In the material below, the lines containing the word "rgba" are required; copy each of them.

BEGIN Stored records

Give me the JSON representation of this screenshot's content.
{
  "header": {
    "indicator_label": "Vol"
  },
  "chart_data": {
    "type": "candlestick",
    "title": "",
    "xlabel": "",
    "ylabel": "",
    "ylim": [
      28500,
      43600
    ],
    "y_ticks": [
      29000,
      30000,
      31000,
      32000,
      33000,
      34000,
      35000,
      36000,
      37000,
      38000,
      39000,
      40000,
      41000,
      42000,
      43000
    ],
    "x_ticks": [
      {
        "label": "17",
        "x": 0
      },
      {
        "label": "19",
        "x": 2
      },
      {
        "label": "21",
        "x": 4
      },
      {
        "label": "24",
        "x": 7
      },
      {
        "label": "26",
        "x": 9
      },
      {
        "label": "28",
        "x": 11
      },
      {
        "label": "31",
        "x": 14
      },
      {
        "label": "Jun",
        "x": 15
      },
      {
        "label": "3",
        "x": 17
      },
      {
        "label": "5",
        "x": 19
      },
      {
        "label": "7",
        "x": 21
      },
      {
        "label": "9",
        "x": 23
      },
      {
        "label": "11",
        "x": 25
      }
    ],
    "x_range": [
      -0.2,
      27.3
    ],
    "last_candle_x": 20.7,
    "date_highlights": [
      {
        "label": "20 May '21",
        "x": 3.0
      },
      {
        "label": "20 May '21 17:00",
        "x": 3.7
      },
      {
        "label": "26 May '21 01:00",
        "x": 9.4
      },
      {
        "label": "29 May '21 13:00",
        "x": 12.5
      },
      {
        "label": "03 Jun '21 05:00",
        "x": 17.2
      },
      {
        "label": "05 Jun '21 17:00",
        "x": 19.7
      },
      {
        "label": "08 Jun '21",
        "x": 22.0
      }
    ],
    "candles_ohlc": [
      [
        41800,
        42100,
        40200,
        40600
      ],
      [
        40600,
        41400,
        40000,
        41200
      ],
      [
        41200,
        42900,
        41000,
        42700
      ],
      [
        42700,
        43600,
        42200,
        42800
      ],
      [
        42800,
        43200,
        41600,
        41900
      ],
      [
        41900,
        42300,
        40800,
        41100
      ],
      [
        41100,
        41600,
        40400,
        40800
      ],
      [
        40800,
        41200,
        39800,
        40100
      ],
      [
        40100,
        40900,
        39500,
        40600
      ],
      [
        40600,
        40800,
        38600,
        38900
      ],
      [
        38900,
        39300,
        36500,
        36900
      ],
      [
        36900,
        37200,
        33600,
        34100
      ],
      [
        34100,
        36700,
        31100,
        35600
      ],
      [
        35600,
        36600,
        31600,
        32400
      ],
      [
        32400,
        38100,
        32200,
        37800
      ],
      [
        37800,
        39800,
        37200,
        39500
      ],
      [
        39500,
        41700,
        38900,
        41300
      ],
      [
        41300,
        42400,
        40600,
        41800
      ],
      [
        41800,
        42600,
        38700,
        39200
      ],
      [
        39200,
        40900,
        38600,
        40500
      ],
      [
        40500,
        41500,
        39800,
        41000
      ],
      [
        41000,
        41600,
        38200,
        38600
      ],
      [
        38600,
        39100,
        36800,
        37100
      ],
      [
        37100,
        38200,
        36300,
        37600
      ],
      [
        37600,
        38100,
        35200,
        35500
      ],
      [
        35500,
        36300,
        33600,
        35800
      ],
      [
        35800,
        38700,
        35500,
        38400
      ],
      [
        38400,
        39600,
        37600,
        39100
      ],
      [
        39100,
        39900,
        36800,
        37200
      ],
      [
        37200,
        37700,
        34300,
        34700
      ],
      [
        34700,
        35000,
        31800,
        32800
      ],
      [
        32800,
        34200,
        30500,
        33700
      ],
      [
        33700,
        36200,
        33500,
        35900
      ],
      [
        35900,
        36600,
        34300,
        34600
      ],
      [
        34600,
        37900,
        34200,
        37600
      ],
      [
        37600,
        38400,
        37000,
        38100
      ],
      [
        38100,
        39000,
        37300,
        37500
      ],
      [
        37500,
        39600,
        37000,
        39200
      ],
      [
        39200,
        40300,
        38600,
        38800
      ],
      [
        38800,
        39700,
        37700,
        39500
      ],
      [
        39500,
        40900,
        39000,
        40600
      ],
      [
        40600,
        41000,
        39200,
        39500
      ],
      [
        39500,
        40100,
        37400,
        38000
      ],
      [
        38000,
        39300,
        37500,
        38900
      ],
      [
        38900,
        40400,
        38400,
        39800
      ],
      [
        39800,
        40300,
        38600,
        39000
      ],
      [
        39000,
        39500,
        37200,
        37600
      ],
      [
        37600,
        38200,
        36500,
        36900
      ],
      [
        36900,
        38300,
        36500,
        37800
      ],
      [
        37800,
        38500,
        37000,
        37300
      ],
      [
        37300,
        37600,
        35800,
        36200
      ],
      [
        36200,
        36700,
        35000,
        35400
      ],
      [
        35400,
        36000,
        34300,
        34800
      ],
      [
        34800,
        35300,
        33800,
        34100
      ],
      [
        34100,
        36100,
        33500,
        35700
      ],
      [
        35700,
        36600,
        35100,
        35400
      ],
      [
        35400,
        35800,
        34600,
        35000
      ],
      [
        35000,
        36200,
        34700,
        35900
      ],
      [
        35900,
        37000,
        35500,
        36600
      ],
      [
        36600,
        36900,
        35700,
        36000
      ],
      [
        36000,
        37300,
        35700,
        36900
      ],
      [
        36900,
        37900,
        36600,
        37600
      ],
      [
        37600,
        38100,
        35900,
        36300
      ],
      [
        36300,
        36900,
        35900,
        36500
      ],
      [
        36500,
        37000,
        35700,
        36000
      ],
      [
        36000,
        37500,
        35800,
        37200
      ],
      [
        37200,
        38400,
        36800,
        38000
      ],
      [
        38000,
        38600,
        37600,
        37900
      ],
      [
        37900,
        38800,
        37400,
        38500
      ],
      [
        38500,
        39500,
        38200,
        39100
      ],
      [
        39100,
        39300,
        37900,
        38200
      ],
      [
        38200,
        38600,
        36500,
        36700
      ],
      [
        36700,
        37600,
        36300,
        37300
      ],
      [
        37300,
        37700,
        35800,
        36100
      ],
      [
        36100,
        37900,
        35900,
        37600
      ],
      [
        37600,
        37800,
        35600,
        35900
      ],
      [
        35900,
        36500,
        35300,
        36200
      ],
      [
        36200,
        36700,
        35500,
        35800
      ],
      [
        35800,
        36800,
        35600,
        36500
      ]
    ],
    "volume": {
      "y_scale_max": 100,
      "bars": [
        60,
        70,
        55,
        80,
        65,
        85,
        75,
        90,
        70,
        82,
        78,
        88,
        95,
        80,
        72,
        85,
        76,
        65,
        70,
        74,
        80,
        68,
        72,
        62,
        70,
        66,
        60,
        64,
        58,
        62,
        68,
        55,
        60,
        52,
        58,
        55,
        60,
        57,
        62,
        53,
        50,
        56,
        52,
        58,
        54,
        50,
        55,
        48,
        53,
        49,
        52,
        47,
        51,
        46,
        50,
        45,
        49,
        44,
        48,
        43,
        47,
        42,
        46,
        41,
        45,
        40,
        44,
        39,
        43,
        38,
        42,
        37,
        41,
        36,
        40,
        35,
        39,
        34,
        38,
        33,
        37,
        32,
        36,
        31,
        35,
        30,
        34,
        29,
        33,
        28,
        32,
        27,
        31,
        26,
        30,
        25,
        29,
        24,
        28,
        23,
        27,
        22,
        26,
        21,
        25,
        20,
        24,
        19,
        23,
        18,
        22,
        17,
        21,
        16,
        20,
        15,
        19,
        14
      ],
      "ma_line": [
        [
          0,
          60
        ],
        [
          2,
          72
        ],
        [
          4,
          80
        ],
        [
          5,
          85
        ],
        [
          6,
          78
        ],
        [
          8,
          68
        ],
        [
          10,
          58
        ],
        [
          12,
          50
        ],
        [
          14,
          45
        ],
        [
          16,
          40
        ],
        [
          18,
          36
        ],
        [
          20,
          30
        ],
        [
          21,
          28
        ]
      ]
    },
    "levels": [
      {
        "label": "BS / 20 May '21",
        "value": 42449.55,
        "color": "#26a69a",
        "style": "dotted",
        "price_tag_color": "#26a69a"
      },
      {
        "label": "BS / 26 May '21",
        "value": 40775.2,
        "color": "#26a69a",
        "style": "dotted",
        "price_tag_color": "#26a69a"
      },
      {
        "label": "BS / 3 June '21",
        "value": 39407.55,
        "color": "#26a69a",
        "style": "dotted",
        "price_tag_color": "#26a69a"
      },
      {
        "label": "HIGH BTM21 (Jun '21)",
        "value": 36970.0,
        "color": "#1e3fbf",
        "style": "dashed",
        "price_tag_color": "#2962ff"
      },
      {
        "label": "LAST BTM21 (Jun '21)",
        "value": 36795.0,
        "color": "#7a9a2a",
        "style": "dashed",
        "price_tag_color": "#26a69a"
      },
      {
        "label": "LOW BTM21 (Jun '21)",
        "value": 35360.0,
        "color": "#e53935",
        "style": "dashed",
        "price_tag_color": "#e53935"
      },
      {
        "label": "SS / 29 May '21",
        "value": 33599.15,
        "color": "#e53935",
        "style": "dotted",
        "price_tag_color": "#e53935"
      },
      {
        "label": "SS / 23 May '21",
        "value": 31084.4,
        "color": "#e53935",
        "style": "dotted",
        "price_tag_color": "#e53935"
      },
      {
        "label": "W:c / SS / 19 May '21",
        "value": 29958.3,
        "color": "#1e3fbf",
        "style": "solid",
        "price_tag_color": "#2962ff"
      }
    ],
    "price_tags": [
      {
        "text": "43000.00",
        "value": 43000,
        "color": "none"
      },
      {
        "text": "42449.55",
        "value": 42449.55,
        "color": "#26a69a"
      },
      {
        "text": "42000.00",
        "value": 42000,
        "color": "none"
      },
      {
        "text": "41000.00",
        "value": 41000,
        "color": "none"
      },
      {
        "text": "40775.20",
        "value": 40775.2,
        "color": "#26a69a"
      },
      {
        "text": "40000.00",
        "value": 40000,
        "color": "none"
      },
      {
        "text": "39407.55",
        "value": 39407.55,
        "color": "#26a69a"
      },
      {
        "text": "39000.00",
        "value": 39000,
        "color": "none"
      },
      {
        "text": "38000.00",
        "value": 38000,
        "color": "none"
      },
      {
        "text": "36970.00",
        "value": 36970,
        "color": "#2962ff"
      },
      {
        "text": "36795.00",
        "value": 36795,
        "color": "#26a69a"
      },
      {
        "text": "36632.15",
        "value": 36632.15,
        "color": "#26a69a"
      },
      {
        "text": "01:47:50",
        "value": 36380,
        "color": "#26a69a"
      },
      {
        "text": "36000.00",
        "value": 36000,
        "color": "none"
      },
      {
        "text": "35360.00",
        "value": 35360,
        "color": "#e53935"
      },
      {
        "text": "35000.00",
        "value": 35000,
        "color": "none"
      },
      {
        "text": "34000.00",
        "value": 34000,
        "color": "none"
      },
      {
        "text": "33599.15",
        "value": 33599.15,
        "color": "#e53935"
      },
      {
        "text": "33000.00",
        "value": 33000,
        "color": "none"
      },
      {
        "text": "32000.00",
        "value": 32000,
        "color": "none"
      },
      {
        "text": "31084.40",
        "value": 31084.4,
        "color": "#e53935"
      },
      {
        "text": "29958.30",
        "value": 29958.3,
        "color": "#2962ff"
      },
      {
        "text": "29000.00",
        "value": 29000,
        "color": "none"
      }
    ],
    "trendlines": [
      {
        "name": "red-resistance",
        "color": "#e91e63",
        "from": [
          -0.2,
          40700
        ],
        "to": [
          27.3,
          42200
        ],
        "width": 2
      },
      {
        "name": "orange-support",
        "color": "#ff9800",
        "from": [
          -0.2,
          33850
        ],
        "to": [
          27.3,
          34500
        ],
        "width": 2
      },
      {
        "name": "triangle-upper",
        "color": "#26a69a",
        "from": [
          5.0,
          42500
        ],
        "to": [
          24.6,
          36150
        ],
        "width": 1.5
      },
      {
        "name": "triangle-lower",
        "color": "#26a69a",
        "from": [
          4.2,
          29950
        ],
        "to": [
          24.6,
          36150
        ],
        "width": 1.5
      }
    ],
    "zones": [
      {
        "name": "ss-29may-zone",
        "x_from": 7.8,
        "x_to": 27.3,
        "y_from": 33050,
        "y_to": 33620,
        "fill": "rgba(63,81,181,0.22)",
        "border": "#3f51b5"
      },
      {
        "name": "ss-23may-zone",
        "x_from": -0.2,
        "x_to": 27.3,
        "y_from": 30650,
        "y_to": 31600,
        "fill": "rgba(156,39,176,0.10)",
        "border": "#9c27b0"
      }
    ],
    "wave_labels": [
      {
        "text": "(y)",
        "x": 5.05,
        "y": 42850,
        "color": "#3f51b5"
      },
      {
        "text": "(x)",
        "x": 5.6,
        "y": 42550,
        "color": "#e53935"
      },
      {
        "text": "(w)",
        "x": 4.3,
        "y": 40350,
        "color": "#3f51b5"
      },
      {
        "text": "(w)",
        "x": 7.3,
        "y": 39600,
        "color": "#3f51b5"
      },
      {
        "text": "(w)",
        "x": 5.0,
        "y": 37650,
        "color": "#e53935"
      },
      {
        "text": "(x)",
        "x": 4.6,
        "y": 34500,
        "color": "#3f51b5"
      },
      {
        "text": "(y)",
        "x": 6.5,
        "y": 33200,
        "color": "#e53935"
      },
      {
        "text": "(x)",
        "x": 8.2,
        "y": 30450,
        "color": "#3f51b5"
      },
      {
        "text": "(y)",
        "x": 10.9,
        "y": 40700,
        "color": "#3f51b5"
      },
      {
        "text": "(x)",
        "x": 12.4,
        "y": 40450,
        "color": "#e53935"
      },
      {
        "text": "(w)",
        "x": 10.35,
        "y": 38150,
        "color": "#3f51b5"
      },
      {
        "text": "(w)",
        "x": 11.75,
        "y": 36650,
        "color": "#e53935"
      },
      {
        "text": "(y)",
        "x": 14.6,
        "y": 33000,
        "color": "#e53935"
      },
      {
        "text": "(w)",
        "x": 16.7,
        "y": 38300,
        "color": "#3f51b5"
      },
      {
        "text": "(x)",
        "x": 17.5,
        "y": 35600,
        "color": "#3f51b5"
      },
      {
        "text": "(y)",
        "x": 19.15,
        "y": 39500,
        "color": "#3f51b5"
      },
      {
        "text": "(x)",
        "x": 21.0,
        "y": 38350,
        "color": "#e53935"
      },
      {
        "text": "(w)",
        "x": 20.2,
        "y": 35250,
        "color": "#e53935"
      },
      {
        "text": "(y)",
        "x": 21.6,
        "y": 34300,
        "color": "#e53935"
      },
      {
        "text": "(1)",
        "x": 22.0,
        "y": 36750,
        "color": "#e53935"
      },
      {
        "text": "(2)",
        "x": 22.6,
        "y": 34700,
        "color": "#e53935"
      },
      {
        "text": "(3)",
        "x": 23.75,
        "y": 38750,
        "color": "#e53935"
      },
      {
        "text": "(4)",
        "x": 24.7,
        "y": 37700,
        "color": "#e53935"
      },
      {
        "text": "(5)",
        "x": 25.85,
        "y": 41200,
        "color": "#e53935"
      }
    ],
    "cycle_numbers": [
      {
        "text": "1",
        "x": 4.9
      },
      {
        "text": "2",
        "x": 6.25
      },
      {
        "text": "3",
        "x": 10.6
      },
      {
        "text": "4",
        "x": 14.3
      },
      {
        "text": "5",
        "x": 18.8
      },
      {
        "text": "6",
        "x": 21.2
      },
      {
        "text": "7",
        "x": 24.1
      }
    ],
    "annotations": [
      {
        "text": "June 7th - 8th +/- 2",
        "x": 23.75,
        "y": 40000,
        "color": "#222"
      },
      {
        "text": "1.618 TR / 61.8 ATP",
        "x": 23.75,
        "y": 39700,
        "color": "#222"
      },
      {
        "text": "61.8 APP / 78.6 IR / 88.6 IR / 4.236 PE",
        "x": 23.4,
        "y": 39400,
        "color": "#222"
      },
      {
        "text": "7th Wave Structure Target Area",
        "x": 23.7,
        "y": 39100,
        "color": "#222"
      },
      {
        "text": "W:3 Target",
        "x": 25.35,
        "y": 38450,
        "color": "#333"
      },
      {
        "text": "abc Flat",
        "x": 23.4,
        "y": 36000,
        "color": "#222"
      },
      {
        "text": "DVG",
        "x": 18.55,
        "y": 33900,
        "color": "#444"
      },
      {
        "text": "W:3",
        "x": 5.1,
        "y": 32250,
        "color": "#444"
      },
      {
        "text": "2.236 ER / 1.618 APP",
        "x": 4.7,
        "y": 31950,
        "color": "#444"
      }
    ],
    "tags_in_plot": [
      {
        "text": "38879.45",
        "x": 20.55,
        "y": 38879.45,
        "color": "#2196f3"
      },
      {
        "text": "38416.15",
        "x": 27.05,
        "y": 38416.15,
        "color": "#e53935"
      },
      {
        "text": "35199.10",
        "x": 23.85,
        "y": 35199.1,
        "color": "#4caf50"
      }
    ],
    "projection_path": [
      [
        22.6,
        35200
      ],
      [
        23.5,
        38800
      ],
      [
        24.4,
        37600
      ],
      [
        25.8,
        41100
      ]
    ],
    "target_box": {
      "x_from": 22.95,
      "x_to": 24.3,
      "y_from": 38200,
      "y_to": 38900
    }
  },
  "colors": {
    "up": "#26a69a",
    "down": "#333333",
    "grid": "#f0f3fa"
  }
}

END Stored records

_Task response_:
        "fill": "rgba(63,81,181,0.22)",
        "fill": "rgba(156,39,176,0.10)",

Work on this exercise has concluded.